**Material for this exercise:**
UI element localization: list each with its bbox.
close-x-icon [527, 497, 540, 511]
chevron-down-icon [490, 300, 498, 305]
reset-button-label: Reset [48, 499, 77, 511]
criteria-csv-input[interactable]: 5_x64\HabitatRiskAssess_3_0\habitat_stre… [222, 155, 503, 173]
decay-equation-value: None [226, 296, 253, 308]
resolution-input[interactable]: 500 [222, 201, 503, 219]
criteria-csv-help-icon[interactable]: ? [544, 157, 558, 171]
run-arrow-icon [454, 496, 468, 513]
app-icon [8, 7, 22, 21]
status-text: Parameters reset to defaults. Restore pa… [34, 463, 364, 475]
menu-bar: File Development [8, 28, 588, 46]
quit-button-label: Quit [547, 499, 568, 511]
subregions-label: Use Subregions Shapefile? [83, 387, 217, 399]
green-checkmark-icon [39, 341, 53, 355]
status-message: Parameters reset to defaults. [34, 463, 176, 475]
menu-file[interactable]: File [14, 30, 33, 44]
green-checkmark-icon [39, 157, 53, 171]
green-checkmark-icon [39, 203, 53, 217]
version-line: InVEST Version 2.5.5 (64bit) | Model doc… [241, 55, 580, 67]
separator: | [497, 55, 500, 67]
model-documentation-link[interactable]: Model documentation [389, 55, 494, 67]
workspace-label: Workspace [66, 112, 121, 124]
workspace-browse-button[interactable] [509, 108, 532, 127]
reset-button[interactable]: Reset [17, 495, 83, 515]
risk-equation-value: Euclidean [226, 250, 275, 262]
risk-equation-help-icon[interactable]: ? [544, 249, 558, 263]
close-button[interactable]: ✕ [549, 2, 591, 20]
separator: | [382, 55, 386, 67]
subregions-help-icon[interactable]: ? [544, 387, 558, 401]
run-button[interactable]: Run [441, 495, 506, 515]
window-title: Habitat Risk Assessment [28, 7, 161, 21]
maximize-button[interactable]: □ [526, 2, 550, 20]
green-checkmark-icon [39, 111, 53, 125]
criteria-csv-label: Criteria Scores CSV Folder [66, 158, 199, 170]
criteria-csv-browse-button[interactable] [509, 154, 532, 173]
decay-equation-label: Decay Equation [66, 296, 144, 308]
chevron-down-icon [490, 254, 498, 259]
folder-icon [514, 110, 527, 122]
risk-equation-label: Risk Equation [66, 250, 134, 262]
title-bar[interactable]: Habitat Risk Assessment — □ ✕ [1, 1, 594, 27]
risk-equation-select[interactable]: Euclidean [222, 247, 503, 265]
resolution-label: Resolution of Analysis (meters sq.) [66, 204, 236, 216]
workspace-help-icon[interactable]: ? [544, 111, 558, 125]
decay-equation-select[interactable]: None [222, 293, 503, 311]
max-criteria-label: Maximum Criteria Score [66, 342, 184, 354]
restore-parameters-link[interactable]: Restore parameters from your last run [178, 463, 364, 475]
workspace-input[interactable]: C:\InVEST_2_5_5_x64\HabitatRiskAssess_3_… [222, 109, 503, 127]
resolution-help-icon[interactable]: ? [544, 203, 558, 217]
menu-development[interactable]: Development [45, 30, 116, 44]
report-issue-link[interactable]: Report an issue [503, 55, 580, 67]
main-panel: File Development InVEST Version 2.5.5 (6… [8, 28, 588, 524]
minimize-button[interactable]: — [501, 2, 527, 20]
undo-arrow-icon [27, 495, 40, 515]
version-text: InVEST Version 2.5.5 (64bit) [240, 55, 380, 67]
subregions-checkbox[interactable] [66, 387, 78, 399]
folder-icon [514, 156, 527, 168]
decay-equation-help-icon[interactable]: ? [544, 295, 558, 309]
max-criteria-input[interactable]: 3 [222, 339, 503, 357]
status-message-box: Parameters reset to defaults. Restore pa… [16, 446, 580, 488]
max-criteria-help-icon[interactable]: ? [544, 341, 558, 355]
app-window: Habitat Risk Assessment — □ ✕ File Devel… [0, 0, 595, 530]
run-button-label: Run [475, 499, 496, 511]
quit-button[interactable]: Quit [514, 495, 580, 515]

**Problem requirements:** Copy all of the rows above without altering a single character.

**Answer below:**
UI element localization: list each with its bbox.
close-x-icon [527, 497, 540, 511]
chevron-down-icon [490, 300, 498, 305]
reset-button-label: Reset [48, 499, 77, 511]
criteria-csv-input[interactable]: 5_x64\HabitatRiskAssess_3_0\habitat_stre… [222, 155, 503, 173]
decay-equation-value: None [226, 296, 253, 308]
resolution-input[interactable]: 500 [222, 201, 503, 219]
criteria-csv-help-icon[interactable]: ? [544, 157, 558, 171]
run-arrow-icon [454, 496, 468, 513]
app-icon [8, 7, 22, 21]
status-text: Parameters reset to defaults. Restore pa… [34, 463, 364, 475]
menu-bar: File Development [8, 28, 588, 46]
quit-button-label: Quit [547, 499, 568, 511]
subregions-label: Use Subregions Shapefile? [83, 387, 217, 399]
green-checkmark-icon [39, 341, 53, 355]
status-message: Parameters reset to defaults. [34, 463, 176, 475]
menu-file[interactable]: File [14, 30, 33, 44]
green-checkmark-icon [39, 157, 53, 171]
green-checkmark-icon [39, 203, 53, 217]
version-line: InVEST Version 2.5.5 (64bit) | Model doc… [241, 55, 580, 67]
separator: | [497, 55, 500, 67]
model-documentation-link[interactable]: Model documentation [389, 55, 494, 67]
workspace-label: Workspace [66, 112, 121, 124]
workspace-browse-button[interactable] [509, 108, 532, 127]
reset-button[interactable]: Reset [17, 495, 83, 515]
risk-equation-value: Euclidean [226, 250, 275, 262]
risk-equation-help-icon[interactable]: ? [544, 249, 558, 263]
close-button[interactable]: ✕ [549, 2, 591, 20]
separator: | [382, 55, 386, 67]
subregions-help-icon[interactable]: ? [544, 387, 558, 401]
run-button[interactable]: Run [441, 495, 506, 515]
window-title: Habitat Risk Assessment [28, 7, 161, 21]
maximize-button[interactable]: □ [526, 2, 550, 20]
green-checkmark-icon [39, 111, 53, 125]
criteria-csv-label: Criteria Scores CSV Folder [66, 158, 199, 170]
criteria-csv-browse-button[interactable] [509, 154, 532, 173]
decay-equation-label: Decay Equation [66, 296, 144, 308]
chevron-down-icon [490, 254, 498, 259]
folder-icon [514, 110, 527, 122]
risk-equation-label: Risk Equation [66, 250, 134, 262]
title-bar[interactable]: Habitat Risk Assessment — □ ✕ [1, 1, 594, 27]
risk-equation-select[interactable]: Euclidean [222, 247, 503, 265]
resolution-label: Resolution of Analysis (meters sq.) [66, 204, 236, 216]
workspace-help-icon[interactable]: ? [544, 111, 558, 125]
decay-equation-select[interactable]: None [222, 293, 503, 311]
max-criteria-label: Maximum Criteria Score [66, 342, 184, 354]
restore-parameters-link[interactable]: Restore parameters from your last run [178, 463, 364, 475]
workspace-input[interactable]: C:\InVEST_2_5_5_x64\HabitatRiskAssess_3_… [222, 109, 503, 127]
resolution-help-icon[interactable]: ? [544, 203, 558, 217]
menu-development[interactable]: Development [45, 30, 116, 44]
report-issue-link[interactable]: Report an issue [503, 55, 580, 67]
main-panel: File Development InVEST Version 2.5.5 (6… [8, 28, 588, 524]
minimize-button[interactable]: — [501, 2, 527, 20]
undo-arrow-icon [27, 495, 40, 515]
version-text: InVEST Version 2.5.5 (64bit) [240, 55, 380, 67]
subregions-checkbox[interactable] [66, 387, 78, 399]
folder-icon [514, 156, 527, 168]
decay-equation-help-icon[interactable]: ? [544, 295, 558, 309]
max-criteria-input[interactable]: 3 [222, 339, 503, 357]
status-message-box: Parameters reset to defaults. Restore pa… [16, 446, 580, 488]
max-criteria-help-icon[interactable]: ? [544, 341, 558, 355]
app-window: Habitat Risk Assessment — □ ✕ File Devel… [0, 0, 595, 530]
run-button-label: Run [475, 499, 496, 511]
quit-button[interactable]: Quit [514, 495, 580, 515]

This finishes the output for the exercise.